What needs to be done: Present the records below as a Markdown table with two columns, Row and Line, putting each line in its own numbered row and omitting blank lines.

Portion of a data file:
####################

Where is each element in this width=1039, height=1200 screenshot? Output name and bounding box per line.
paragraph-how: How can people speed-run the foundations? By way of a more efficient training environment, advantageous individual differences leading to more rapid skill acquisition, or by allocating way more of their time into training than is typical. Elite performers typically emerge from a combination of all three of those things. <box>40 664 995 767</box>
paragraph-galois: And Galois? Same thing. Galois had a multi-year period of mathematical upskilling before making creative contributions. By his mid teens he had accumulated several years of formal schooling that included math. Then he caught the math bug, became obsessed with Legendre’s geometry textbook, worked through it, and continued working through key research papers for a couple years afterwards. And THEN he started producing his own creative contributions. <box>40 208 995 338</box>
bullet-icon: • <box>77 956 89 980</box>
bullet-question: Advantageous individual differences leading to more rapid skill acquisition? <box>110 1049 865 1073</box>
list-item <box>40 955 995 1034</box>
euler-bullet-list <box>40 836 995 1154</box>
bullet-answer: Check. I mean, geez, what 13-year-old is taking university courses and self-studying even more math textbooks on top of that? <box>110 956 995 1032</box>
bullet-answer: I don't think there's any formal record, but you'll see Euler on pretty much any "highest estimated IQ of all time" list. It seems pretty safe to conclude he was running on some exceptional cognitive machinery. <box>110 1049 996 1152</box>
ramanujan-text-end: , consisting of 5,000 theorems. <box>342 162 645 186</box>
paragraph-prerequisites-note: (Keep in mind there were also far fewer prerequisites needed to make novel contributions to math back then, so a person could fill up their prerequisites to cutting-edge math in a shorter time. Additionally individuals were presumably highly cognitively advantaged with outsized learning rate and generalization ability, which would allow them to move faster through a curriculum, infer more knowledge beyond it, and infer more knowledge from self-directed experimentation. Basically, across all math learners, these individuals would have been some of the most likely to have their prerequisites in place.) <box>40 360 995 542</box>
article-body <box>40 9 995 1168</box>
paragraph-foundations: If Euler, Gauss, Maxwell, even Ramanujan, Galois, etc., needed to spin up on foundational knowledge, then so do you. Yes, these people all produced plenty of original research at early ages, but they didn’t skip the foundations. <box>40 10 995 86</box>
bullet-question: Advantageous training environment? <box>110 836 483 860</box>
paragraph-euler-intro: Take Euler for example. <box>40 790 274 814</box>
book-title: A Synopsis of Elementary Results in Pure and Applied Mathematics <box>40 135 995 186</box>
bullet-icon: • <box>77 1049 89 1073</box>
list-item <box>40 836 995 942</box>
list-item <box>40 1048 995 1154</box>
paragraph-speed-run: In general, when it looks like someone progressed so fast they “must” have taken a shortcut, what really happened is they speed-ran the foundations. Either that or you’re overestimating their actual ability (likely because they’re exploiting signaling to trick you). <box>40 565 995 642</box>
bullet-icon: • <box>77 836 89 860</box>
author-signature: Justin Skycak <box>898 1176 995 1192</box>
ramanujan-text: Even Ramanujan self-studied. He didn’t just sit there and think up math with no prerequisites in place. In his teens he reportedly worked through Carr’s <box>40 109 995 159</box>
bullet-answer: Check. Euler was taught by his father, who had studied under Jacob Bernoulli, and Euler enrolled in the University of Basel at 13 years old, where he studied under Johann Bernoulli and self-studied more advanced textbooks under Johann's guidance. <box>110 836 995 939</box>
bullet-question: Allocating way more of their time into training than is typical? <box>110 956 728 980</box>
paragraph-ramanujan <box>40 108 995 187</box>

####################

Correct result:
| Row | Line |
|---|---|
| 1 | Where is each element in this width=1039, height=1200 screenshot? Output name and bounding box per line. |
| 2 | paragraph-how: How can people speed-run the foundations? By way of a more efficient training environment, advantageous individual differences leading to more rapid skill acquisition, or by allocating way more of their time into training than is typical. Elite performers typically emerge from a combination of all three of those things. <box>40 664 995 767</box> |
| 3 | paragraph-galois: And Galois? Same thing. Galois had a multi-year period of mathematical upskilling before making creative contributions. By his mid teens he had accumulated several years of formal schooling that included math. Then he caught the math bug, became obsessed with Legendre’s geometry textbook, worked through it, and continued working through key research papers for a couple years afterwards. And THEN he started producing his own creative contributions. <box>40 208 995 338</box> |
| 4 | bullet-icon: • <box>77 956 89 980</box> |
| 5 | bullet-question: Advantageous individual differences leading to more rapid skill acquisition? <box>110 1049 865 1073</box> |
| 6 | list-item <box>40 955 995 1034</box> |
| 7 | euler-bullet-list <box>40 836 995 1154</box> |
| 8 | bullet-answer: Check. I mean, geez, what 13-year-old is taking university courses and self-studying even more math textbooks on top of that? <box>110 956 995 1032</box> |
| 9 | bullet-answer: I don't think there's any formal record, but you'll see Euler on pretty much any "highest estimated IQ of all time" list. It seems pretty safe to conclude he was running on some exceptional cognitive machinery. <box>110 1049 996 1152</box> |
| 10 | ramanujan-text-end: , consisting of 5,000 theorems. <box>342 162 645 186</box> |
| 11 | paragraph-prerequisites-note: (Keep in mind there were also far fewer prerequisites needed to make novel contributions to math back then, so a person could fill up their prerequisites to cutting-edge math in a shorter time. Additionally individuals were presumably highly cognitively advantaged with outsized learning rate and generalization ability, which would allow them to move faster through a curriculum, infer more knowledge beyond it, and infer more knowledge from self-directed experimentation. Basically, across all math learners, these individuals would have been some of the most likely to have their prerequisites in place.) <box>40 360 995 542</box> |
| 12 | article-body <box>40 9 995 1168</box> |
| 13 | paragraph-foundations: If Euler, Gauss, Maxwell, even Ramanujan, Galois, etc., needed to spin up on foundational knowledge, then so do you. Yes, these people all produced plenty of original research at early ages, but they didn’t skip the foundations. <box>40 10 995 86</box> |
| 14 | bullet-question: Advantageous training environment? <box>110 836 483 860</box> |
| 15 | paragraph-euler-intro: Take Euler for example. <box>40 790 274 814</box> |
| 16 | book-title: A Synopsis of Elementary Results in Pure and Applied Mathematics <box>40 135 995 186</box> |
| 17 | bullet-icon: • <box>77 1049 89 1073</box> |
| 18 | list-item <box>40 836 995 942</box> |
| 19 | list-item <box>40 1048 995 1154</box> |
| 20 | paragraph-speed-run: In general, when it looks like someone progressed so fast they “must” have taken a shortcut, what really happened is they speed-ran the foundations. Either that or you’re overestimating their actual ability (likely because they’re exploiting signaling to trick you). <box>40 565 995 642</box> |
| 21 | bullet-icon: • <box>77 836 89 860</box> |
| 22 | author-signature: Justin Skycak <box>898 1176 995 1192</box> |
| 23 | ramanujan-text: Even Ramanujan self-studied. He didn’t just sit there and think up math with no prerequisites in place. In his teens he reportedly worked through Carr’s <box>40 109 995 159</box> |
| 24 | bullet-answer: Check. Euler was taught by his father, who had studied under Jacob Bernoulli, and Euler enrolled in the University of Basel at 13 years old, where he studied under Johann Bernoulli and self-studied more advanced textbooks under Johann's guidance. <box>110 836 995 939</box> |
| 25 | bullet-question: Allocating way more of their time into training than is typical? <box>110 956 728 980</box> |
| 26 | paragraph-ramanujan <box>40 108 995 187</box> |